- Supplied data
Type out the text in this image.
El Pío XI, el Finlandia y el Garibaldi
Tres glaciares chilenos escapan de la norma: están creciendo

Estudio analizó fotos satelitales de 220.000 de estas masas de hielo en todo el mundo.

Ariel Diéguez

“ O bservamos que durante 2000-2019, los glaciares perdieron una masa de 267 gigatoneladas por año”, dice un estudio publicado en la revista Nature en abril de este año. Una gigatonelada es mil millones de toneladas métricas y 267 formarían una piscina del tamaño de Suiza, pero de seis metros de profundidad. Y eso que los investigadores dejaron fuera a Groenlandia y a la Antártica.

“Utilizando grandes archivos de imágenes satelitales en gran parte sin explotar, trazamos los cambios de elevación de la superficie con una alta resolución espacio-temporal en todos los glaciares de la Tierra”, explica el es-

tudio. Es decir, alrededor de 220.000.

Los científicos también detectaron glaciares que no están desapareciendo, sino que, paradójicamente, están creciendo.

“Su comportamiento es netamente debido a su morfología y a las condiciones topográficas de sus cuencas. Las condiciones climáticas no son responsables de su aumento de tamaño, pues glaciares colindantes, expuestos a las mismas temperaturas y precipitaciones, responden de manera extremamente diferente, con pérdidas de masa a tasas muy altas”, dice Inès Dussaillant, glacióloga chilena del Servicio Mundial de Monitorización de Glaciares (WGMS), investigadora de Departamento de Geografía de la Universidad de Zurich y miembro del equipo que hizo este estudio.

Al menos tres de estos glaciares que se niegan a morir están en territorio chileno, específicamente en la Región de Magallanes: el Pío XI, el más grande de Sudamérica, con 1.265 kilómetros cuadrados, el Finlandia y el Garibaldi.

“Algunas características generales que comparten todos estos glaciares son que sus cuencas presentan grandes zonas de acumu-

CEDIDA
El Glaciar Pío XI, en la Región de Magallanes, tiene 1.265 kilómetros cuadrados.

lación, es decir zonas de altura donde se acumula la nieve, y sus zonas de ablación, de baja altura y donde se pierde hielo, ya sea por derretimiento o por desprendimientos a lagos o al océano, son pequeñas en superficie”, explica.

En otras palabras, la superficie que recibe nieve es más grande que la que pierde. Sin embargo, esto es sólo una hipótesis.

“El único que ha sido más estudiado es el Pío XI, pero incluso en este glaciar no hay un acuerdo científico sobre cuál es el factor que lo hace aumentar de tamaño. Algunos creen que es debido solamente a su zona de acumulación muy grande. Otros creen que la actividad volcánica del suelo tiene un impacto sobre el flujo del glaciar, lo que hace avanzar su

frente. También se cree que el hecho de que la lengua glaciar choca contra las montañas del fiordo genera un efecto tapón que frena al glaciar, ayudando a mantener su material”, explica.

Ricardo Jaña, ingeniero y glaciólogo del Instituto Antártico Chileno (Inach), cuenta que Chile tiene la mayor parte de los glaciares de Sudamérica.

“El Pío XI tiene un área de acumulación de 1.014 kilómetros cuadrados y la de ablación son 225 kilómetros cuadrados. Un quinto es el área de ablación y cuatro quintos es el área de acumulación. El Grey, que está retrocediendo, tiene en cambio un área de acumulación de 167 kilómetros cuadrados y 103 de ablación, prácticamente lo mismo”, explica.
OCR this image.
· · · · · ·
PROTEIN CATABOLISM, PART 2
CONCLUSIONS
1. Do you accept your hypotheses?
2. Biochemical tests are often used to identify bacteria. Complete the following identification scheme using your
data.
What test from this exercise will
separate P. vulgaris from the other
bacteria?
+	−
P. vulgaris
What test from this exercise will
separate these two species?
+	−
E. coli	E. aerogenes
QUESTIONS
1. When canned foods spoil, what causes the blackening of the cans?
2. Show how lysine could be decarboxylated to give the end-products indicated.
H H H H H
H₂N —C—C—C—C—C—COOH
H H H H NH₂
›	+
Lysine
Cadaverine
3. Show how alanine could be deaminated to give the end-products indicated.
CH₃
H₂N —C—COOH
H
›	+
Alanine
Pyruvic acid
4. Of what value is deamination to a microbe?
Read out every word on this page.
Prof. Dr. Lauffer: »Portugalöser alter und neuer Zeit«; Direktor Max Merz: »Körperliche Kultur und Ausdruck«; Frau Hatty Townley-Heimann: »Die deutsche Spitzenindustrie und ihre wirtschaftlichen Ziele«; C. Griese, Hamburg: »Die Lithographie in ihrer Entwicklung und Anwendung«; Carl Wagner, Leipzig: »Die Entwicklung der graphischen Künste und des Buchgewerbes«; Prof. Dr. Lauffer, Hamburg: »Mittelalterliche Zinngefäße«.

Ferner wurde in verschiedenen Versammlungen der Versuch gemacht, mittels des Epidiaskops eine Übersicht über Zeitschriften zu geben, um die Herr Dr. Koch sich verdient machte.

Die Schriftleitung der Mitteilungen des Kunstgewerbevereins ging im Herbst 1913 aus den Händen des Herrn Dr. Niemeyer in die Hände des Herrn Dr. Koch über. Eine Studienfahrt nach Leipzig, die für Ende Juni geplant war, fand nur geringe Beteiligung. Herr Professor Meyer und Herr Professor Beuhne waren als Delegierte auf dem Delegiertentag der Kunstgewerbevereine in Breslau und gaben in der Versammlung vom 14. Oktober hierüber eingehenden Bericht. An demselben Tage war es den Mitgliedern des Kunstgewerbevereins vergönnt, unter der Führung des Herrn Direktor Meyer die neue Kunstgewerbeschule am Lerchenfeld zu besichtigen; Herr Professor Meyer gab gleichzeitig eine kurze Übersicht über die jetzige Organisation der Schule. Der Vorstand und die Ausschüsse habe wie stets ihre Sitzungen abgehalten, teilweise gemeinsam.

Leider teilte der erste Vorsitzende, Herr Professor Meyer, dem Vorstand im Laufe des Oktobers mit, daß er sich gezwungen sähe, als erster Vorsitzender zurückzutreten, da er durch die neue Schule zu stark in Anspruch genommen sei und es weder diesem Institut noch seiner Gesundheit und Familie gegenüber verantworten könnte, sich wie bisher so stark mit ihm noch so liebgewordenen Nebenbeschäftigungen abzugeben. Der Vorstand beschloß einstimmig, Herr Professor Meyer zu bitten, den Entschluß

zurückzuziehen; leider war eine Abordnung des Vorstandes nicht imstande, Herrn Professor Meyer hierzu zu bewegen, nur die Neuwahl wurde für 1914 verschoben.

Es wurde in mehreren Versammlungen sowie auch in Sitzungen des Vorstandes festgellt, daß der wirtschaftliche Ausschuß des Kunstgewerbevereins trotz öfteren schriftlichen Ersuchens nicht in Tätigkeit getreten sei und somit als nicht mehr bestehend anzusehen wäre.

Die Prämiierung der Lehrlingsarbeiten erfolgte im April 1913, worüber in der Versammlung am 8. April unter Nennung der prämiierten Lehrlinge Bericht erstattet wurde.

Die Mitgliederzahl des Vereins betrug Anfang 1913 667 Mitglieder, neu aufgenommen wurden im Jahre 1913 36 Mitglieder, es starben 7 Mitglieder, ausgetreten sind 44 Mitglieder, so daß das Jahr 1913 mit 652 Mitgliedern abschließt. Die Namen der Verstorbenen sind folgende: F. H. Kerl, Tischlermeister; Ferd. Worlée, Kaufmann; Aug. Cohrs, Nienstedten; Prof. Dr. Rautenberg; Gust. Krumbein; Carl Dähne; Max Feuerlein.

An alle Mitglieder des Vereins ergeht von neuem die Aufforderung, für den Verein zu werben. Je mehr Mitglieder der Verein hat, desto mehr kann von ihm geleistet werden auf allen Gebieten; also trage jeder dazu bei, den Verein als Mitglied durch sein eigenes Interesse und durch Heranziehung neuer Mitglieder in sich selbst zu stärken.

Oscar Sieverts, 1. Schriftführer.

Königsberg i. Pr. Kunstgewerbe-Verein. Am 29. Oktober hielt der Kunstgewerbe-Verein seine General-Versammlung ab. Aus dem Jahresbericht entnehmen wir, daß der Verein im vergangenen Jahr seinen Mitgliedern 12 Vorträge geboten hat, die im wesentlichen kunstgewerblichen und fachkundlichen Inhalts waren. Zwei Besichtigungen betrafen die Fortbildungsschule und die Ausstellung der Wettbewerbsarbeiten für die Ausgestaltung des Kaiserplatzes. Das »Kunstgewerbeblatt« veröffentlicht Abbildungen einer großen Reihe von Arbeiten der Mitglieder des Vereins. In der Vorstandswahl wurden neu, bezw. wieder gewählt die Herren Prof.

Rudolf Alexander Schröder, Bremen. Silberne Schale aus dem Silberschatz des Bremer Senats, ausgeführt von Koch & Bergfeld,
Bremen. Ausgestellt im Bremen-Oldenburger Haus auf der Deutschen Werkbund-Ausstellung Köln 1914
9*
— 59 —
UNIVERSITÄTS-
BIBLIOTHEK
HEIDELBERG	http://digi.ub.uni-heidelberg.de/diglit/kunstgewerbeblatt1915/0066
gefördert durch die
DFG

- Description of the task
All lines in the entries above that hold the word "zonas" need to be copied.

- Solution for this problem
“Algunas características generales que comparten todos estos glaciares son que sus cuencas presentan grandes zonas de acumu-
lación, es decir zonas de altura donde se acumula la nieve, y sus zonas de ablación, de baja altura y donde se pierde hielo, ya sea por derretimiento o por desprendimientos a lagos o al océano, son pequeñas en superficie”, explica.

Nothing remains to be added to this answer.